Data records
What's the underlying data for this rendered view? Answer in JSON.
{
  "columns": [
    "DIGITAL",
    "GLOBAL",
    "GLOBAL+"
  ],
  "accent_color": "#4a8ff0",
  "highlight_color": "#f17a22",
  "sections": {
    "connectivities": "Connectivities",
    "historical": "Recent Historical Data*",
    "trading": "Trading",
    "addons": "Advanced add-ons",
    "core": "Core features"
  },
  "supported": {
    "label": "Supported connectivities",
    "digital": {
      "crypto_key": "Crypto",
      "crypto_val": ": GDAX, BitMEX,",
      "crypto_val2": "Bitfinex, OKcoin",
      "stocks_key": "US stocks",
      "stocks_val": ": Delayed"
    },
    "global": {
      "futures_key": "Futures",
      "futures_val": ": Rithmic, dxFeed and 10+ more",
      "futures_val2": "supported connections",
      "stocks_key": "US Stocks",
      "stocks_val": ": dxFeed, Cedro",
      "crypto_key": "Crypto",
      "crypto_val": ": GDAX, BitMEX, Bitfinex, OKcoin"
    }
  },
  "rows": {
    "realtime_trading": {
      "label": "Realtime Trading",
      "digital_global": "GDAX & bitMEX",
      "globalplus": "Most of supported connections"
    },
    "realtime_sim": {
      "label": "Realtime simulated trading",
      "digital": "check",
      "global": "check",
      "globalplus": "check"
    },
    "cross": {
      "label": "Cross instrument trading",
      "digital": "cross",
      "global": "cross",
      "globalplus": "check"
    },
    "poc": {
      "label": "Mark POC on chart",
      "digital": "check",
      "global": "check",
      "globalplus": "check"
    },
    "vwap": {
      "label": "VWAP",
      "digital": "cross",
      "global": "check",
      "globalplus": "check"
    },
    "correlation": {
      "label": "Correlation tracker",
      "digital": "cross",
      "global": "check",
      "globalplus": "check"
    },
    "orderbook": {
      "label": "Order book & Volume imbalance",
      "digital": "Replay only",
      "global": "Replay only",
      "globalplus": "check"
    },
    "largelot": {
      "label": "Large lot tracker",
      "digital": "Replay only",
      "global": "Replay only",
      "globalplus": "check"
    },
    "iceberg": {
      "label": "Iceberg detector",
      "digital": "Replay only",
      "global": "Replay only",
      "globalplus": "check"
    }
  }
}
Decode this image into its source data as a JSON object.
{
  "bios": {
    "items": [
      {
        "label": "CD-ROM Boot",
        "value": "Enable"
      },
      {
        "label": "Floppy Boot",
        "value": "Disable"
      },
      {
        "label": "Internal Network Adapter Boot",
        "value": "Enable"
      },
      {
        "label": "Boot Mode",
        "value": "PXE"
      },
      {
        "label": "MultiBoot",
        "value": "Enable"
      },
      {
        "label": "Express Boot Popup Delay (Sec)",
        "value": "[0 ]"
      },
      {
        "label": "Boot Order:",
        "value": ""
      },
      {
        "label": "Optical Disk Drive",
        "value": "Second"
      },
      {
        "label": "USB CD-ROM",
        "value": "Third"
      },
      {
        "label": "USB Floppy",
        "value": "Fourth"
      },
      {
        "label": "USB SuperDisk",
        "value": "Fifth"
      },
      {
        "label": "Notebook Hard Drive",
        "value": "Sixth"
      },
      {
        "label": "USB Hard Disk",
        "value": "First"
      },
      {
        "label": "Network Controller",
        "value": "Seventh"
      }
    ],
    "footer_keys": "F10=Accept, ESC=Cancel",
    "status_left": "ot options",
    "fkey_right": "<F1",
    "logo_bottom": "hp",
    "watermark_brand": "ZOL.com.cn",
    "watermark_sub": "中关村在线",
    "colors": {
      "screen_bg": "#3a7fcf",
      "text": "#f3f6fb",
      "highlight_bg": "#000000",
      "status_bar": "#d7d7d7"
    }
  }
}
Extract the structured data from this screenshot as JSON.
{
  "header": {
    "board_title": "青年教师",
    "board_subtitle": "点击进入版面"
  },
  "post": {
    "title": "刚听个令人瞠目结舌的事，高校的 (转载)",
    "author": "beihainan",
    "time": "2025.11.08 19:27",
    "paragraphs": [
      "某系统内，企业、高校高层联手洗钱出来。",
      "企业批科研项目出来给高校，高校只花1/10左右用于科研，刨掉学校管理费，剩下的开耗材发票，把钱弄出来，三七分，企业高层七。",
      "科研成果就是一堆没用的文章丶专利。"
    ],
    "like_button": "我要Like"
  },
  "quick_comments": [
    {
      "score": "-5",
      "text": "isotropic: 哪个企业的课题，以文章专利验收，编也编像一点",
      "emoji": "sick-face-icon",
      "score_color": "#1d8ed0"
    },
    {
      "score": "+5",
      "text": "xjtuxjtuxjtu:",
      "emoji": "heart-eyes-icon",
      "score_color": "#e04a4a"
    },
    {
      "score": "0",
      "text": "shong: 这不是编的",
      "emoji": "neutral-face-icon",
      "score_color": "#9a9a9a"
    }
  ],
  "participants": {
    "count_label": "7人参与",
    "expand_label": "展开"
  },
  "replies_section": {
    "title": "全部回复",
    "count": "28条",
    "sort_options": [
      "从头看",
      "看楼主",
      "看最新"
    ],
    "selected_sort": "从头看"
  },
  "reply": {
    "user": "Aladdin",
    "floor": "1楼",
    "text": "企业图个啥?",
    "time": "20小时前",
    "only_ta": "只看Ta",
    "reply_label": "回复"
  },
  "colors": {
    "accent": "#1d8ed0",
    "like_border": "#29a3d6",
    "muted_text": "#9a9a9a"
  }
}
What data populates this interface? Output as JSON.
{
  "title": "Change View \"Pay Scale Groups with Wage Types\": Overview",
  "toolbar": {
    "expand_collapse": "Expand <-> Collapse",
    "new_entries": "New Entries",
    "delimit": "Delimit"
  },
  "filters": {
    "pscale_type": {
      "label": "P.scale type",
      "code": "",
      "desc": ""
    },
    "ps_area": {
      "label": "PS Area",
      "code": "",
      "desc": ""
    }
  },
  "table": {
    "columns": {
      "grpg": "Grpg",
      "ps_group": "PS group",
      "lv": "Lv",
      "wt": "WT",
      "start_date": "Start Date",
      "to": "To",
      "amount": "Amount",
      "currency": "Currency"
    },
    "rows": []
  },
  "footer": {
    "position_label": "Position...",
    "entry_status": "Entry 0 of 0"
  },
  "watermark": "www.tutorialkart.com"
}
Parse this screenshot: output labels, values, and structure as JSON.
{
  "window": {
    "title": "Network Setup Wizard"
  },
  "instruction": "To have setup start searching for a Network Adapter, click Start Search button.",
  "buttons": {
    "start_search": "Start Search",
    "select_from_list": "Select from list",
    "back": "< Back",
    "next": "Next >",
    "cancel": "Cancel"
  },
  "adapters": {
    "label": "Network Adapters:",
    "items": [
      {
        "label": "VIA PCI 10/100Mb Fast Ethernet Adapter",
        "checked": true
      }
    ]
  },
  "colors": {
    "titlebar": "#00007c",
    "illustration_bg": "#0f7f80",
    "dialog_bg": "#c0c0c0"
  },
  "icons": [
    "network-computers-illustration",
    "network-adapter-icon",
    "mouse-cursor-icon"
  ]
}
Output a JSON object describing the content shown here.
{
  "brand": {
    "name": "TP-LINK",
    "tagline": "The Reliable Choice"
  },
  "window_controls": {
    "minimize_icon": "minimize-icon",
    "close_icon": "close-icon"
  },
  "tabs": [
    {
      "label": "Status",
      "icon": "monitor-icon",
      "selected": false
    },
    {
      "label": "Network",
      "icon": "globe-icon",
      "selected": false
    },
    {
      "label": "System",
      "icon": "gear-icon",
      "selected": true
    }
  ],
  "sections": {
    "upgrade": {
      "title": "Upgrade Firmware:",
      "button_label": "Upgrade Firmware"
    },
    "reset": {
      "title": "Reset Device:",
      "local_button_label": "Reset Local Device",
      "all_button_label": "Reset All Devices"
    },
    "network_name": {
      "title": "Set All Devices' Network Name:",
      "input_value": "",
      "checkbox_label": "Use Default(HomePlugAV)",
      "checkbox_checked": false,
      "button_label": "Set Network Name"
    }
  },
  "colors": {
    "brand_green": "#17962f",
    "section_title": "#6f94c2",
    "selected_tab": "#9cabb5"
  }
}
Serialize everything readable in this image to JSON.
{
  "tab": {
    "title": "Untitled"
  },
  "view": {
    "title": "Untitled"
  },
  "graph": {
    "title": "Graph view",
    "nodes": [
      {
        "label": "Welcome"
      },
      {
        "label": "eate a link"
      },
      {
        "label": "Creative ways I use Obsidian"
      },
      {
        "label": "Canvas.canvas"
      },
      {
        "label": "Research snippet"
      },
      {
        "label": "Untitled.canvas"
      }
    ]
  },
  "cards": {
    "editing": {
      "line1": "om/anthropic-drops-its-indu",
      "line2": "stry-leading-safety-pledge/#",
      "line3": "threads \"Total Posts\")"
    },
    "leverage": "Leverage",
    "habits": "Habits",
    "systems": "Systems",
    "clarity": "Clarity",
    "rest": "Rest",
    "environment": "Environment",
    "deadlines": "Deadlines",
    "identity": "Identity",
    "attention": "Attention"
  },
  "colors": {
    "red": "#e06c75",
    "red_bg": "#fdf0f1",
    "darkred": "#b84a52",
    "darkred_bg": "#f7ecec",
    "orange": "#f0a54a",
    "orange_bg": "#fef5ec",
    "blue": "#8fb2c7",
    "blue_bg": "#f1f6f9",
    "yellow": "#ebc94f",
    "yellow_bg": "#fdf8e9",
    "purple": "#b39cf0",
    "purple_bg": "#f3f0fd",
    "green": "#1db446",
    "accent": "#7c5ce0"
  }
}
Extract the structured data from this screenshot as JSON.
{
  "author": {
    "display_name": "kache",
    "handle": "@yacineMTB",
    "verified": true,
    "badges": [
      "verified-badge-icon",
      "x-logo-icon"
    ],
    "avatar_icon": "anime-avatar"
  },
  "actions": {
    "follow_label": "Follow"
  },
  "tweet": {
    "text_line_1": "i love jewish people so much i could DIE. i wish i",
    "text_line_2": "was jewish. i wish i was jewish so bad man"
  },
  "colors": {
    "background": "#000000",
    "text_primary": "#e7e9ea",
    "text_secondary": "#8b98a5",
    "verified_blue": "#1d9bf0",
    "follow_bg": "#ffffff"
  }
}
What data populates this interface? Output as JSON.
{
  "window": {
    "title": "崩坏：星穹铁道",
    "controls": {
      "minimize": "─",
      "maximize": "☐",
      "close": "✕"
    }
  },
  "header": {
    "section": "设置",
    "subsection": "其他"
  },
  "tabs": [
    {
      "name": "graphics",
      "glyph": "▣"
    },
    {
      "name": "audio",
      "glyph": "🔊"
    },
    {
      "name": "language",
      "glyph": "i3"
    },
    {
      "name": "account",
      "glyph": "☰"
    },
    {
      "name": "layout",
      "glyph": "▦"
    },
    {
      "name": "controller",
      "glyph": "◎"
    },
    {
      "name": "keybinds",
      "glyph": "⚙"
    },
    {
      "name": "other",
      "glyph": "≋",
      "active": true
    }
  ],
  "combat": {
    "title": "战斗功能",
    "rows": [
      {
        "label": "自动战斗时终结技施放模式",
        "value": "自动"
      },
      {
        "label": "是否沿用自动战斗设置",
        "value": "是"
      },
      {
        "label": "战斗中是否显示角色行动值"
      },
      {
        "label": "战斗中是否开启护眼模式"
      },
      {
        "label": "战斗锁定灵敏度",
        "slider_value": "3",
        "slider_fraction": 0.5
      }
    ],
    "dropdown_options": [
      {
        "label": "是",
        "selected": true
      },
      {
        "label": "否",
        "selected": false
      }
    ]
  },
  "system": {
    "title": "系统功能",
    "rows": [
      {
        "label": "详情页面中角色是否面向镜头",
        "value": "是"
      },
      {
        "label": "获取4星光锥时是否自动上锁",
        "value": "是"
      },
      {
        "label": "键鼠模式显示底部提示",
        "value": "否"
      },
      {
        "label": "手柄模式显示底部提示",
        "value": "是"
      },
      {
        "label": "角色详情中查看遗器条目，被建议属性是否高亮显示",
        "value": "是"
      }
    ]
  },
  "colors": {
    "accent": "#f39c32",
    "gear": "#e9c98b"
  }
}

## SHORT TASK:
Filter out every line that lacks the word "Bitfinex", and copy the rest.

## ANSWER FOR THE TASK:
      "crypto_val2": "Bitfinex, OKcoin",
      "crypto_val": ": GDAX, BitMEX, Bitfinex, OKcoin"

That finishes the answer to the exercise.